(Dataset entries)
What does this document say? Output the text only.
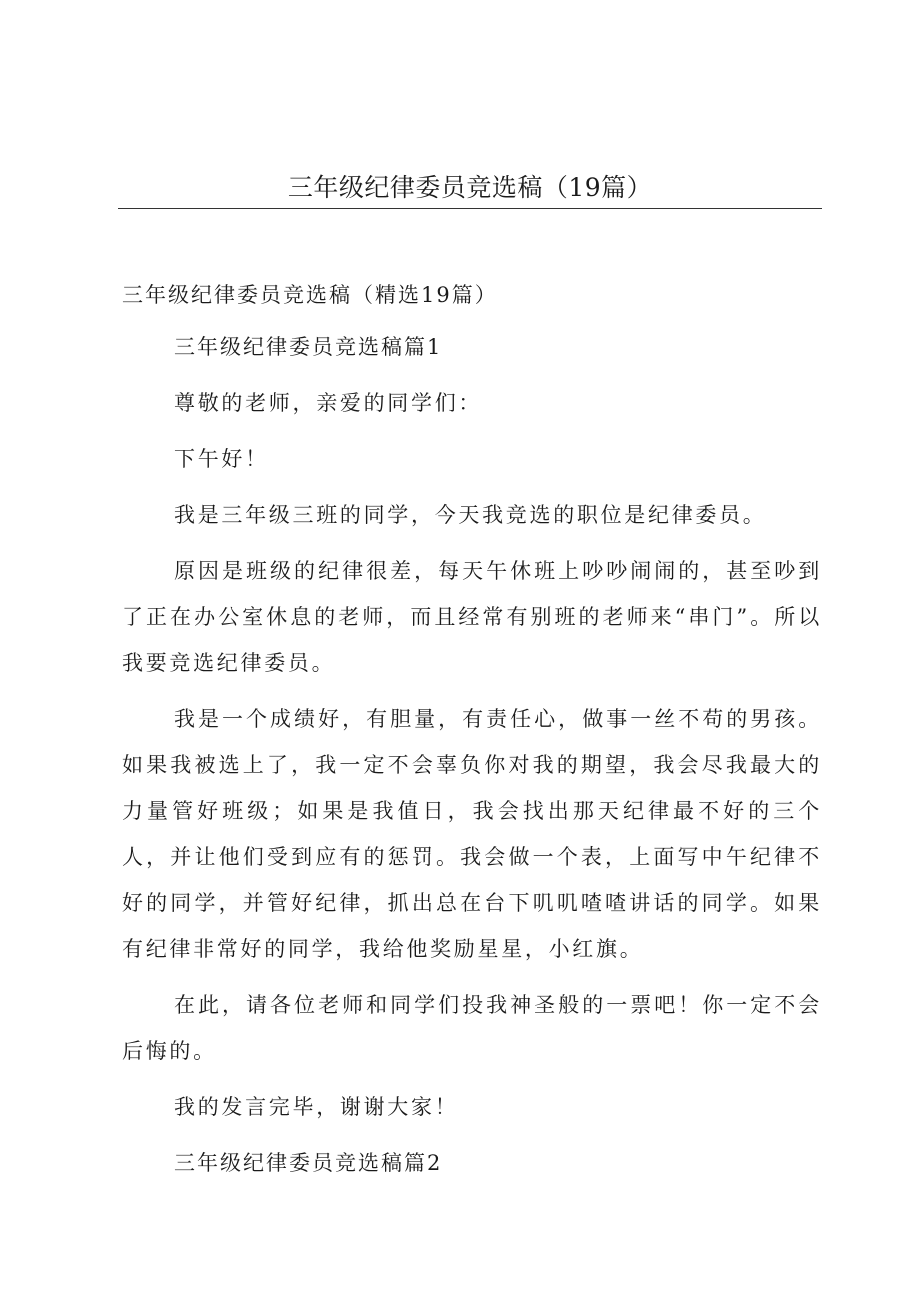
三年级纪律委员竞选稿（19篇）

三年级纪律委员竞选稿（精选19篇）

三年级纪律委员竞选稿篇1

尊敬的老师，亲爱的同学们：

下午好！

我是三年级三班的同学，今天我竞选的职位是纪律委员。

原因是班级的纪律很差，每天午休班上吵吵闹闹的，甚至吵到了正在办公室休息的老师，而且经常有别班的老师来“串门”。所以我要竞选纪律委员。

我是一个成绩好，有胆量，有责任心，做事一丝不苟的男孩。如果我被选上了，我一定不会辜负你对我的期望，我会尽我最大的力量管好班级；如果是我值日，我会找出那天纪律最不好的三个人，并让他们受到应有的惩罚。我会做一个表，上面写中午纪律不好的同学，并管好纪律，抓出总在台下叽叽喳喳讲话的同学。如果有纪律非常好的同学，我给他奖励星星，小红旗。

在此，请各位老师和同学们投我神圣般的一票吧！你一定不会后悔的。

我的发言完毕，谢谢大家！

三年级纪律委员竞选稿篇2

■ **TASK STATEMENT**: Without including any picture, retype the entries exactly.

■ **WRITTEN ANSWER**:
What does this document say? Output the text only.
三年级纪律委员竞选稿（19篇）

三年级纪律委员竞选稿（精选19篇）

三年级纪律委员竞选稿篇1

尊敬的老师，亲爱的同学们：

下午好！

我是三年级三班的同学，今天我竞选的职位是纪律委员。

原因是班级的纪律很差，每天午休班上吵吵闹闹的，甚至吵到了正在办公室休息的老师，而且经常有别班的老师来“串门”。所以我要竞选纪律委员。

我是一个成绩好，有胆量，有责任心，做事一丝不苟的男孩。如果我被选上了，我一定不会辜负你对我的期望，我会尽我最大的力量管好班级；如果是我值日，我会找出那天纪律最不好的三个人，并让他们受到应有的惩罚。我会做一个表，上面写中午纪律不好的同学，并管好纪律，抓出总在台下叽叽喳喳讲话的同学。如果有纪律非常好的同学，我给他奖励星星，小红旗。

在此，请各位老师和同学们投我神圣般的一票吧！你一定不会后悔的。

我的发言完毕，谢谢大家！

三年级纪律委员竞选稿篇2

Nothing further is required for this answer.